- TASK STATEMENT: Could you write out every entry exactly as it stands?

- PROVIDED RECORDS:
»»
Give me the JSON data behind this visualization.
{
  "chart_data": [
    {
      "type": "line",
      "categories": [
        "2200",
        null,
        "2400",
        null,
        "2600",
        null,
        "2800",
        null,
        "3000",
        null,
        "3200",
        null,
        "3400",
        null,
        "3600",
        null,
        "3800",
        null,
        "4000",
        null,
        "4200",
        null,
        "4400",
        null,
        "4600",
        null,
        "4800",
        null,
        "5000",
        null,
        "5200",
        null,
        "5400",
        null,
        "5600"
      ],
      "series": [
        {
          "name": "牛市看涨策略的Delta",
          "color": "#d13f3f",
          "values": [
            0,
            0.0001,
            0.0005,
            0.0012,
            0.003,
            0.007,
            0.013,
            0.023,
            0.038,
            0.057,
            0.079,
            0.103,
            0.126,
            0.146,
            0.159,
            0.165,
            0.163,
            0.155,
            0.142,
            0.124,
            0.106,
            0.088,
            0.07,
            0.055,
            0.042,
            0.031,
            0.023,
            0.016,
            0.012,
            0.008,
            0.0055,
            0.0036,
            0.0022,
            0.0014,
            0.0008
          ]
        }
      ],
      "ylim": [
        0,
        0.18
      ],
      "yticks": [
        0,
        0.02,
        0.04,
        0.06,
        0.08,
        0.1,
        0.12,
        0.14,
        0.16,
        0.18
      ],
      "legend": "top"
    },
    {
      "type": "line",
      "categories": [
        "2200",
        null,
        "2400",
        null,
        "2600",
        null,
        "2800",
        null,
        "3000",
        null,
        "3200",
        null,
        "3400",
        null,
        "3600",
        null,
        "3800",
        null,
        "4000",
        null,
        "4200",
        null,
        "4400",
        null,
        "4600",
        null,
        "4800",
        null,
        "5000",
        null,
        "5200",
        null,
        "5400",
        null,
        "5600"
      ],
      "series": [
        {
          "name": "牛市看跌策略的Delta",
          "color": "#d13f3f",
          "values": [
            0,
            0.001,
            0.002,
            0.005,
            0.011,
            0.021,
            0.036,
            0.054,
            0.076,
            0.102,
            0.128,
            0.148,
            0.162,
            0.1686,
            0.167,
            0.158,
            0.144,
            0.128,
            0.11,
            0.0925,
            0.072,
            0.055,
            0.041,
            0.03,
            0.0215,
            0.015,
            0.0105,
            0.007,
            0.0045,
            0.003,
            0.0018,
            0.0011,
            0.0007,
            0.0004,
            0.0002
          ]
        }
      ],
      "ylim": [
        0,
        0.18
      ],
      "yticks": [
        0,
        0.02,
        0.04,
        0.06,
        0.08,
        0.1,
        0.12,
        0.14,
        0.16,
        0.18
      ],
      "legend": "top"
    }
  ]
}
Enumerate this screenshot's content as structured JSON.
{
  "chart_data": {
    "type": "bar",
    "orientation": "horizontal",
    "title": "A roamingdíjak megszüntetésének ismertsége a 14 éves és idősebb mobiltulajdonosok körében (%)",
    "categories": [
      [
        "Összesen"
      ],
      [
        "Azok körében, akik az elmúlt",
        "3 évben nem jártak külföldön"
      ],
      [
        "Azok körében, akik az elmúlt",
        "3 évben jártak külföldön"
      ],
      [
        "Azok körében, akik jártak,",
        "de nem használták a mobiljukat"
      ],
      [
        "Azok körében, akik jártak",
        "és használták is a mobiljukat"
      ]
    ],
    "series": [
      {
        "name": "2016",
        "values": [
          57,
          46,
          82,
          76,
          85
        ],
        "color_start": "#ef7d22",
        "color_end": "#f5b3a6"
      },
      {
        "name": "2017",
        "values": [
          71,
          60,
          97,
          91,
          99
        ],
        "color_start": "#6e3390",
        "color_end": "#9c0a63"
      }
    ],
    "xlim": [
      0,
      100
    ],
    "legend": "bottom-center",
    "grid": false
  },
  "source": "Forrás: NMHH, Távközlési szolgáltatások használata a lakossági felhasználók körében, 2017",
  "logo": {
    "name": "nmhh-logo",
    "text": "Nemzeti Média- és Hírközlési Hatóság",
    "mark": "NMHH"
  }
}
««
- TASK OUTPUT:
Give me the JSON data behind this visualization.
{
  "chart_data": [
    {
      "type": "line",
      "categories": [
        "2200",
        null,
        "2400",
        null,
        "2600",
        null,
        "2800",
        null,
        "3000",
        null,
        "3200",
        null,
        "3400",
        null,
        "3600",
        null,
        "3800",
        null,
        "4000",
        null,
        "4200",
        null,
        "4400",
        null,
        "4600",
        null,
        "4800",
        null,
        "5000",
        null,
        "5200",
        null,
        "5400",
        null,
        "5600"
      ],
      "series": [
        {
          "name": "牛市看涨策略的Delta",
          "color": "#d13f3f",
          "values": [
            0,
            0.0001,
            0.0005,
            0.0012,
            0.003,
            0.007,
            0.013,
            0.023,
            0.038,
            0.057,
            0.079,
            0.103,
            0.126,
            0.146,
            0.159,
            0.165,
            0.163,
            0.155,
            0.142,
            0.124,
            0.106,
            0.088,
            0.07,
            0.055,
            0.042,
            0.031,
            0.023,
            0.016,
            0.012,
            0.008,
            0.0055,
            0.0036,
            0.0022,
            0.0014,
            0.0008
          ]
        }
      ],
      "ylim": [
        0,
        0.18
      ],
      "yticks": [
        0,
        0.02,
        0.04,
        0.06,
        0.08,
        0.1,
        0.12,
        0.14,
        0.16,
        0.18
      ],
      "legend": "top"
    },
    {
      "type": "line",
      "categories": [
        "2200",
        null,
        "2400",
        null,
        "2600",
        null,
        "2800",
        null,
        "3000",
        null,
        "3200",
        null,
        "3400",
        null,
        "3600",
        null,
        "3800",
        null,
        "4000",
        null,
        "4200",
        null,
        "4400",
        null,
        "4600",
        null,
        "4800",
        null,
        "5000",
        null,
        "5200",
        null,
        "5400",
        null,
        "5600"
      ],
      "series": [
        {
          "name": "牛市看跌策略的Delta",
          "color": "#d13f3f",
          "values": [
            0,
            0.001,
            0.002,
            0.005,
            0.011,
            0.021,
            0.036,
            0.054,
            0.076,
            0.102,
            0.128,
            0.148,
            0.162,
            0.1686,
            0.167,
            0.158,
            0.144,
            0.128,
            0.11,
            0.0925,
            0.072,
            0.055,
            0.041,
            0.03,
            0.0215,
            0.015,
            0.0105,
            0.007,
            0.0045,
            0.003,
            0.0018,
            0.0011,
            0.0007,
            0.0004,
            0.0002
          ]
        }
      ],
      "ylim": [
        0,
        0.18
      ],
      "yticks": [
        0,
        0.02,
        0.04,
        0.06,
        0.08,
        0.1,
        0.12,
        0.14,
        0.16,
        0.18
      ],
      "legend": "top"
    }
  ]
}
Enumerate this screenshot's content as structured JSON.
{
  "chart_data": {
    "type": "bar",
    "orientation": "horizontal",
    "title": "A roamingdíjak megszüntetésének ismertsége a 14 éves és idősebb mobiltulajdonosok körében (%)",
    "categories": [
      [
        "Összesen"
      ],
      [
        "Azok körében, akik az elmúlt",
        "3 évben nem jártak külföldön"
      ],
      [
        "Azok körében, akik az elmúlt",
        "3 évben jártak külföldön"
      ],
      [
        "Azok körében, akik jártak,",
        "de nem használták a mobiljukat"
      ],
      [
        "Azok körében, akik jártak",
        "és használták is a mobiljukat"
      ]
    ],
    "series": [
      {
        "name": "2016",
        "values": [
          57,
          46,
          82,
          76,
          85
        ],
        "color_start": "#ef7d22",
        "color_end": "#f5b3a6"
      },
      {
        "name": "2017",
        "values": [
          71,
          60,
          97,
          91,
          99
        ],
        "color_start": "#6e3390",
        "color_end": "#9c0a63"
      }
    ],
    "xlim": [
      0,
      100
    ],
    "legend": "bottom-center",
    "grid": false
  },
  "source": "Forrás: NMHH, Távközlési szolgáltatások használata a lakossági felhasználók körében, 2017",
  "logo": {
    "name": "nmhh-logo",
    "text": "Nemzeti Média- és Hírközlési Hatóság",
    "mark": "NMHH"
  }
}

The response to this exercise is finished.